*Records provided*.
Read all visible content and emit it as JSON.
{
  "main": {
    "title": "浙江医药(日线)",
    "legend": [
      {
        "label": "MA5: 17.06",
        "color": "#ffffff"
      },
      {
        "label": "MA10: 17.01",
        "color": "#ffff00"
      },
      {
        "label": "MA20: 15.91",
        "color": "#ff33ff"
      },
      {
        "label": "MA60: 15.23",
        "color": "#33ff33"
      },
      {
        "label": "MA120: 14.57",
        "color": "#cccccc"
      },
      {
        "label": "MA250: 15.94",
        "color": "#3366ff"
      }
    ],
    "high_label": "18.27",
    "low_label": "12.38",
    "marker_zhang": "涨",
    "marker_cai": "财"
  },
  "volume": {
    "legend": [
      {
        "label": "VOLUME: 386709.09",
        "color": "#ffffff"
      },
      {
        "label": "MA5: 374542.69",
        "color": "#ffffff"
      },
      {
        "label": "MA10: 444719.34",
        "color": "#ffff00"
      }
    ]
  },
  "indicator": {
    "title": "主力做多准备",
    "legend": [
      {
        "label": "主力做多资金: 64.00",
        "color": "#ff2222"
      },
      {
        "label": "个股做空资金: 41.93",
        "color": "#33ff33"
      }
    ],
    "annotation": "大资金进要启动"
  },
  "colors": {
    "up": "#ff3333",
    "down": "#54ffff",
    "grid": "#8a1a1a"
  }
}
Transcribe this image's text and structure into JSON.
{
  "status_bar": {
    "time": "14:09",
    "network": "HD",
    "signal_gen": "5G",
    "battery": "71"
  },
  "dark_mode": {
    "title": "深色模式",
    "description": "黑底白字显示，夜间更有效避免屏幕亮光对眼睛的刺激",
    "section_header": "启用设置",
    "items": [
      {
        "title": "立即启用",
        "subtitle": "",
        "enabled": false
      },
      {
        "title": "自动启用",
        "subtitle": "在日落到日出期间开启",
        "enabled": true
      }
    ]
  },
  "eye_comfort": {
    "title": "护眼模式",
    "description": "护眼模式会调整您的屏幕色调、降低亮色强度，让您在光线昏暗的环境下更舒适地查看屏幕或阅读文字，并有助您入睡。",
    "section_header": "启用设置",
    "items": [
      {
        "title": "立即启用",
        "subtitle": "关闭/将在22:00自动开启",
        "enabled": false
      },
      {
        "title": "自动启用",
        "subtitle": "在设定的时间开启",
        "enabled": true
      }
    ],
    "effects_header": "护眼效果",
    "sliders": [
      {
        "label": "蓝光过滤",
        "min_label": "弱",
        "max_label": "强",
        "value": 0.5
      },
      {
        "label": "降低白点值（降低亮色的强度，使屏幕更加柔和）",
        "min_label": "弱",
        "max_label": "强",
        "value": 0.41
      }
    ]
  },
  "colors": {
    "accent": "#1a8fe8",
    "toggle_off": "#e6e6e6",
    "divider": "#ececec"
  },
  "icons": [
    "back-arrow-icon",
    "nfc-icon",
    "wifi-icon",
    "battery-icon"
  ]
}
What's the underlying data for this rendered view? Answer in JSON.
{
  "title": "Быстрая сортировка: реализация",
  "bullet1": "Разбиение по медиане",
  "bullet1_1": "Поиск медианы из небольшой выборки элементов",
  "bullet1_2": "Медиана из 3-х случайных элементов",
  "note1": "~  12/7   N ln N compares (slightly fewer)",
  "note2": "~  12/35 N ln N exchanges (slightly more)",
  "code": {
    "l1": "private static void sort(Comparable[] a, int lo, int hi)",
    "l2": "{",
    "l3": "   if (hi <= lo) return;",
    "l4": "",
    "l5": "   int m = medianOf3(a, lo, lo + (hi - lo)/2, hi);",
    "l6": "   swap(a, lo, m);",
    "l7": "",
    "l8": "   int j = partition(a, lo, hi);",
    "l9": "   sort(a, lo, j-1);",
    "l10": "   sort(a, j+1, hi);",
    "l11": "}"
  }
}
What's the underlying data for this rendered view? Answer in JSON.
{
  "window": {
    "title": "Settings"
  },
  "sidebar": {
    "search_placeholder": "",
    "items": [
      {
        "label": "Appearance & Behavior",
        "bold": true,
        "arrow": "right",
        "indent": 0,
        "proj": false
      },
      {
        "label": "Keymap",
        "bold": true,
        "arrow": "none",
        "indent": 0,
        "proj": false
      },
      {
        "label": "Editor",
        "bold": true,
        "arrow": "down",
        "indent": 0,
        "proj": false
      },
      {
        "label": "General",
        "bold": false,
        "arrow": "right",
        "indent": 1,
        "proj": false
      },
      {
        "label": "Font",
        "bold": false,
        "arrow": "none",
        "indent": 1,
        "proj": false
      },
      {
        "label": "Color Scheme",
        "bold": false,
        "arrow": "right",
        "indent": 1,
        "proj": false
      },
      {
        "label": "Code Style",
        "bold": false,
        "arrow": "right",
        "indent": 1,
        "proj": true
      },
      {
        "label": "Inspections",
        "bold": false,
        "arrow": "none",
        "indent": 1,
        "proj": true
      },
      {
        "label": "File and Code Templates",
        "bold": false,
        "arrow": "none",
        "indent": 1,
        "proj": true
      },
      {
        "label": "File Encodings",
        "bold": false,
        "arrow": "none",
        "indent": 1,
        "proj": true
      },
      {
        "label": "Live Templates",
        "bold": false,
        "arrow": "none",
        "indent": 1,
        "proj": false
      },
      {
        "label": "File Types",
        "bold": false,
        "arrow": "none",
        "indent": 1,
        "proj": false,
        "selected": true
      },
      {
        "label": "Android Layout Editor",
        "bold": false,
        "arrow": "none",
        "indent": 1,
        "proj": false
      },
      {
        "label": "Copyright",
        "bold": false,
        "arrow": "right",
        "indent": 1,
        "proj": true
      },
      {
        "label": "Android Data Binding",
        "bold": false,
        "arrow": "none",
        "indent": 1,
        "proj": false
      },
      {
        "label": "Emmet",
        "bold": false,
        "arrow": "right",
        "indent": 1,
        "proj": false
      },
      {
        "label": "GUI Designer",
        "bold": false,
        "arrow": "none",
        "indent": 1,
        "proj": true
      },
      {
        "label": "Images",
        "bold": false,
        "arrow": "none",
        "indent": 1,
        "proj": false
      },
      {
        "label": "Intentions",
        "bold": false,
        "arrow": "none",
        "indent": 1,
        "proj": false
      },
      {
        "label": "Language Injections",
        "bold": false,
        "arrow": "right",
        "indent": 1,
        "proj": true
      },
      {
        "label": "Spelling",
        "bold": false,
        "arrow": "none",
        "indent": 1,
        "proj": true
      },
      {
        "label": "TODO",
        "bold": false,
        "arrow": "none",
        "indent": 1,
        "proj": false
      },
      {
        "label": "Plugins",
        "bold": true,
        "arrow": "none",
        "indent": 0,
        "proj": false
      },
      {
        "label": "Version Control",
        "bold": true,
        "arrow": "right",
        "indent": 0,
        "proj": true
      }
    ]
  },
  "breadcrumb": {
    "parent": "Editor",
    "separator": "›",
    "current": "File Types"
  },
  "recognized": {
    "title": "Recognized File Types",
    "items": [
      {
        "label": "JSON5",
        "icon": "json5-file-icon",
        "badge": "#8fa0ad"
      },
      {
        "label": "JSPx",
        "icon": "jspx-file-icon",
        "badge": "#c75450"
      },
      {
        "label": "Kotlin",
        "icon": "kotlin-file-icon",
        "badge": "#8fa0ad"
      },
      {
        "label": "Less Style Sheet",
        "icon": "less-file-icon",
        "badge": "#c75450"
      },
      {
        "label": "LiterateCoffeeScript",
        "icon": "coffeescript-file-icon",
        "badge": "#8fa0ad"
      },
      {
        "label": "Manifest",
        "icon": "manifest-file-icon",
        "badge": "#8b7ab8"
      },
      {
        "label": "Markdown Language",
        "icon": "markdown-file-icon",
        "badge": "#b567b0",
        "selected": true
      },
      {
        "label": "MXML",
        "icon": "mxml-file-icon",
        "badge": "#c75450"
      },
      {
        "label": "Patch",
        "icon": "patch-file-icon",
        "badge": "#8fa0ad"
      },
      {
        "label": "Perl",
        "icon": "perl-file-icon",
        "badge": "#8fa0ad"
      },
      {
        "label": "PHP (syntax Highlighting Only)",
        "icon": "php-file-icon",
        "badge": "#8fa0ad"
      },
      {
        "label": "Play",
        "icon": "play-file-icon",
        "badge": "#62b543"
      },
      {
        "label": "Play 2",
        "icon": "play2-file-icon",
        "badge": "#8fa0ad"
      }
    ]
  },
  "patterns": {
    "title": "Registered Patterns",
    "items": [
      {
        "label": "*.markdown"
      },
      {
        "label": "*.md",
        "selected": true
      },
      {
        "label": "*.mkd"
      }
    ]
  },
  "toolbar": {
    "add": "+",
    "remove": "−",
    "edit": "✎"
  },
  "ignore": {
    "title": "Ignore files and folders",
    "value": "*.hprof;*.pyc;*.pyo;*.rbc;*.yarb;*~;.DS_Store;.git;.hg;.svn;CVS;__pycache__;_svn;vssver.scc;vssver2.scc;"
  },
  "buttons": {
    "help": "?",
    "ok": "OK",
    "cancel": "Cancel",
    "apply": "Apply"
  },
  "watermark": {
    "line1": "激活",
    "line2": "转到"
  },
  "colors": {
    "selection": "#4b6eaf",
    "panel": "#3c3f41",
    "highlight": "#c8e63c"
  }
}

*Requirement*. Check each line above for the word "subtitle", and copy the lines where it appears.

*Response*.
        "subtitle": "",
        "subtitle": "在日落到日出期间开启",
        "subtitle": "关闭/将在22:00自动开启",
        "subtitle": "在设定的时间开启",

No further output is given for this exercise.